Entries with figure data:
+++++

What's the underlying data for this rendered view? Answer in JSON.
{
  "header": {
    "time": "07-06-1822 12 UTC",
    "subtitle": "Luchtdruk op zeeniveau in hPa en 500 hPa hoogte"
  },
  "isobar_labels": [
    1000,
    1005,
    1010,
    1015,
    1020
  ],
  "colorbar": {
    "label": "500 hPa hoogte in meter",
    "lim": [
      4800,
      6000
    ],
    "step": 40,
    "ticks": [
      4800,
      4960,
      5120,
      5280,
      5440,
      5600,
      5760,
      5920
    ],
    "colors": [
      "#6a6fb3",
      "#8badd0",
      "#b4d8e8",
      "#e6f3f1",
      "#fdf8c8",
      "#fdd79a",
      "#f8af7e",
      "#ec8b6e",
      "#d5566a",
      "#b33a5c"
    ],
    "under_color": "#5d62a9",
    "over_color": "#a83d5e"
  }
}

+++++

- WHAT IS BEING ASKED -
Count every line above that holds the word "hoogte", and state the number and nothing more.

- FULL OUTPUT -
2